- [RECORDS]:
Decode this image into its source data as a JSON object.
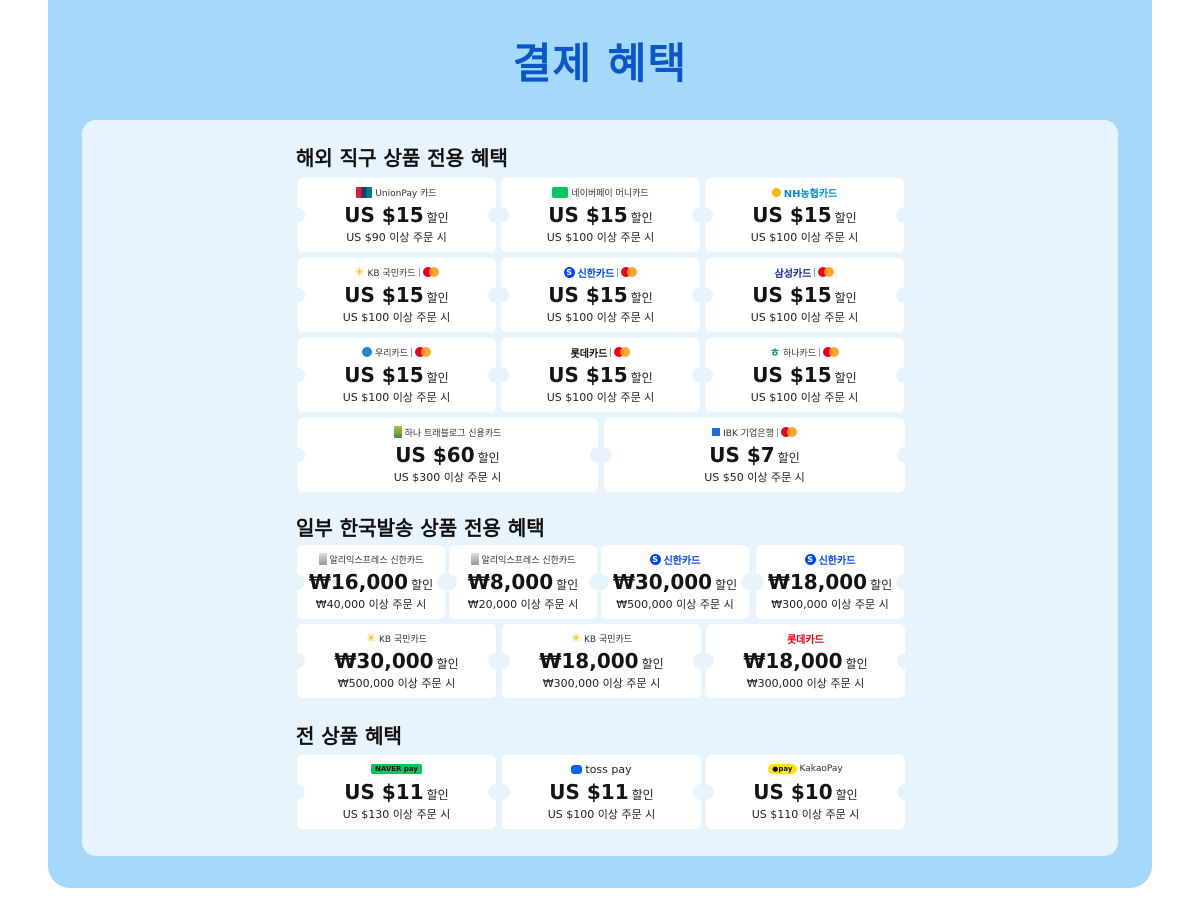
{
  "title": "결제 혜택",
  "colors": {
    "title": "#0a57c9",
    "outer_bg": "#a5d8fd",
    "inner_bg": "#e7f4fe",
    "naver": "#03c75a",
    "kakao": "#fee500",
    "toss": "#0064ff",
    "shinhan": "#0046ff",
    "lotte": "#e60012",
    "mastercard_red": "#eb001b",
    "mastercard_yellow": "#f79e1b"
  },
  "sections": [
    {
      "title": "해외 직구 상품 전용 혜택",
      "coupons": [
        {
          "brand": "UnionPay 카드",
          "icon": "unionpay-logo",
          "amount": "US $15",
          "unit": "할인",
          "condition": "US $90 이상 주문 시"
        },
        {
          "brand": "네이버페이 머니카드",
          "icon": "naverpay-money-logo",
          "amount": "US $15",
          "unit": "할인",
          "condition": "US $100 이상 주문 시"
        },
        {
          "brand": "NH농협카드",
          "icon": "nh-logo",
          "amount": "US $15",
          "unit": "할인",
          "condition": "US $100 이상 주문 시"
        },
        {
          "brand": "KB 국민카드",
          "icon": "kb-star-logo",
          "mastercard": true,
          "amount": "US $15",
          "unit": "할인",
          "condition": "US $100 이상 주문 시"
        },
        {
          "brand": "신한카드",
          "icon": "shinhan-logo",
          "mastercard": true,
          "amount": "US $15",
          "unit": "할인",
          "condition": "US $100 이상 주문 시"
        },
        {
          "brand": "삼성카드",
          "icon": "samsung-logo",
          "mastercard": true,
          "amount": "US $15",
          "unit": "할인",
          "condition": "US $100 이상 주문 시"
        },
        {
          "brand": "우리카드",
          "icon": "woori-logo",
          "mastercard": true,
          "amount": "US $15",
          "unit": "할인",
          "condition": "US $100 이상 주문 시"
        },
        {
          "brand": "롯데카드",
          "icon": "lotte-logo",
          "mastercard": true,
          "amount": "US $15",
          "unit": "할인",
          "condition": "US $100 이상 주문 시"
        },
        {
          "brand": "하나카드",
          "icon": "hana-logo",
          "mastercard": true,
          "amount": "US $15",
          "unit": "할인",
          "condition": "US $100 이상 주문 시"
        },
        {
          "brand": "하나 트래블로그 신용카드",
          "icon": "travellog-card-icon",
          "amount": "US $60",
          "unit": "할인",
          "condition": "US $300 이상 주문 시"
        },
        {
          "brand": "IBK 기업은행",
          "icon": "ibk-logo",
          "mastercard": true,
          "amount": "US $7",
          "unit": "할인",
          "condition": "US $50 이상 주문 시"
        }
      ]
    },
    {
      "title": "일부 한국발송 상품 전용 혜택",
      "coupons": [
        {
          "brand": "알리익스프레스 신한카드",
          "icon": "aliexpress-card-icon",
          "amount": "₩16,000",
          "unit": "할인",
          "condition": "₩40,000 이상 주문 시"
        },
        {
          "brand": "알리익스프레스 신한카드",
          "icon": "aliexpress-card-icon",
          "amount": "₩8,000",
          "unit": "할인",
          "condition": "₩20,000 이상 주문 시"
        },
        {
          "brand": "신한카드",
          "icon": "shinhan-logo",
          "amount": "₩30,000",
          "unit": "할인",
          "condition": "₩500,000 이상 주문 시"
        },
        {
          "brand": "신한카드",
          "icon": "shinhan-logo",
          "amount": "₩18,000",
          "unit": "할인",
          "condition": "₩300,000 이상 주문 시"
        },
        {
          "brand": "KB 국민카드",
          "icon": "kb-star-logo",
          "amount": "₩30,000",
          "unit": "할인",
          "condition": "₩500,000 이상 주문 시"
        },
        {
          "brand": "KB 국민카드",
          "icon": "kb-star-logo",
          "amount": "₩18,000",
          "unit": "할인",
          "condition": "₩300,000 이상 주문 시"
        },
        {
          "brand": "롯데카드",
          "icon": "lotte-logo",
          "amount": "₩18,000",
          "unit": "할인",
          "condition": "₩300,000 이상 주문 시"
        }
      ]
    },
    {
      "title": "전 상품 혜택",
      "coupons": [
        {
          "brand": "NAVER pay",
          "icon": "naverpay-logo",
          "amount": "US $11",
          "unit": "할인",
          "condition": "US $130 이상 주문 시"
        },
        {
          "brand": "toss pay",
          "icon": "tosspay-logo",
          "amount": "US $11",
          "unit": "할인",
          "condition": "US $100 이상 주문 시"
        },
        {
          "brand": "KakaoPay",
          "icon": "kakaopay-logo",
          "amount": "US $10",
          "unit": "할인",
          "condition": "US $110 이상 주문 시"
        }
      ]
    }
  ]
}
--
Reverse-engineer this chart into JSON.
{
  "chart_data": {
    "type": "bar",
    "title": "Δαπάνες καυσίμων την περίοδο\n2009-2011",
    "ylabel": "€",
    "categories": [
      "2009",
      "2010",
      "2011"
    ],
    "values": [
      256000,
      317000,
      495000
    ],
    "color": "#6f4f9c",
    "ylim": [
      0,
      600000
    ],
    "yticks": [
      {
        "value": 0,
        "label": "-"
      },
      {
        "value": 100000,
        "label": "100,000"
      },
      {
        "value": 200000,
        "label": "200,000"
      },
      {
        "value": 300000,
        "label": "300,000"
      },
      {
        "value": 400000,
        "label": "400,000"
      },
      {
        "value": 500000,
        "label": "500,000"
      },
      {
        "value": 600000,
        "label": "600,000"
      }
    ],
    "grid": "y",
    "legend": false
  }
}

- [WORK TO COMPLETE]: Pull out every line of the entries that includes the word "this".

- [RIGHT ANSWER]:
Decode this image into its source data as a JSON object.
Reverse-engineer this chart into JSON.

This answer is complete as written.